(Stored items)
..........

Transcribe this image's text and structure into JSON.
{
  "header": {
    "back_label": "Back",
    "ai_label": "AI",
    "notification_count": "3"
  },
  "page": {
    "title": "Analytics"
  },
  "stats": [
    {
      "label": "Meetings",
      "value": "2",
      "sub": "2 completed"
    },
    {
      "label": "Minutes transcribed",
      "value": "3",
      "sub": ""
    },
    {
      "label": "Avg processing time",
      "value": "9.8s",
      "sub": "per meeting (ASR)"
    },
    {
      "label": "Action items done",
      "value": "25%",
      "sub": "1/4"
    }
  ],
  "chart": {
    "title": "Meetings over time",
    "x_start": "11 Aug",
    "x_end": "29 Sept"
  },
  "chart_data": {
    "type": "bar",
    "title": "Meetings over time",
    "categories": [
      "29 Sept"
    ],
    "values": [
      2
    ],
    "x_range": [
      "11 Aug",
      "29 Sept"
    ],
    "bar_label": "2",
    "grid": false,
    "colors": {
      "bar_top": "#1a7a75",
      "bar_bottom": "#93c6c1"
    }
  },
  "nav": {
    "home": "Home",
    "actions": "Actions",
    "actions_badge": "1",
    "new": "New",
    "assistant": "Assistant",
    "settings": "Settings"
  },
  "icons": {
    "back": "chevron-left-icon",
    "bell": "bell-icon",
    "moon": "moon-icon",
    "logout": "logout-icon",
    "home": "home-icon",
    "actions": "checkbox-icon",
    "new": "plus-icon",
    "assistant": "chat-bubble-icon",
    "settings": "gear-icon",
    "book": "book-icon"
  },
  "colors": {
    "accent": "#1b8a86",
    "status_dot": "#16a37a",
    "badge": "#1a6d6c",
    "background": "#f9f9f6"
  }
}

..........

■ **INSTRUCTIONS FOR THE TASK**
Reproduce the material above, every line of it, exactly.

■ **ANSWER TO THE PROBLEM**
Transcribe this image's text and structure into JSON.
{
  "header": {
    "back_label": "Back",
    "ai_label": "AI",
    "notification_count": "3"
  },
  "page": {
    "title": "Analytics"
  },
  "stats": [
    {
      "label": "Meetings",
      "value": "2",
      "sub": "2 completed"
    },
    {
      "label": "Minutes transcribed",
      "value": "3",
      "sub": ""
    },
    {
      "label": "Avg processing time",
      "value": "9.8s",
      "sub": "per meeting (ASR)"
    },
    {
      "label": "Action items done",
      "value": "25%",
      "sub": "1/4"
    }
  ],
  "chart": {
    "title": "Meetings over time",
    "x_start": "11 Aug",
    "x_end": "29 Sept"
  },
  "chart_data": {
    "type": "bar",
    "title": "Meetings over time",
    "categories": [
      "29 Sept"
    ],
    "values": [
      2
    ],
    "x_range": [
      "11 Aug",
      "29 Sept"
    ],
    "bar_label": "2",
    "grid": false,
    "colors": {
      "bar_top": "#1a7a75",
      "bar_bottom": "#93c6c1"
    }
  },
  "nav": {
    "home": "Home",
    "actions": "Actions",
    "actions_badge": "1",
    "new": "New",
    "assistant": "Assistant",
    "settings": "Settings"
  },
  "icons": {
    "back": "chevron-left-icon",
    "bell": "bell-icon",
    "moon": "moon-icon",
    "logout": "logout-icon",
    "home": "home-icon",
    "actions": "checkbox-icon",
    "new": "plus-icon",
    "assistant": "chat-bubble-icon",
    "settings": "gear-icon",
    "book": "book-icon"
  },
  "colors": {
    "accent": "#1b8a86",
    "status_dot": "#16a37a",
    "badge": "#1a6d6c",
    "background": "#f9f9f6"
  }
}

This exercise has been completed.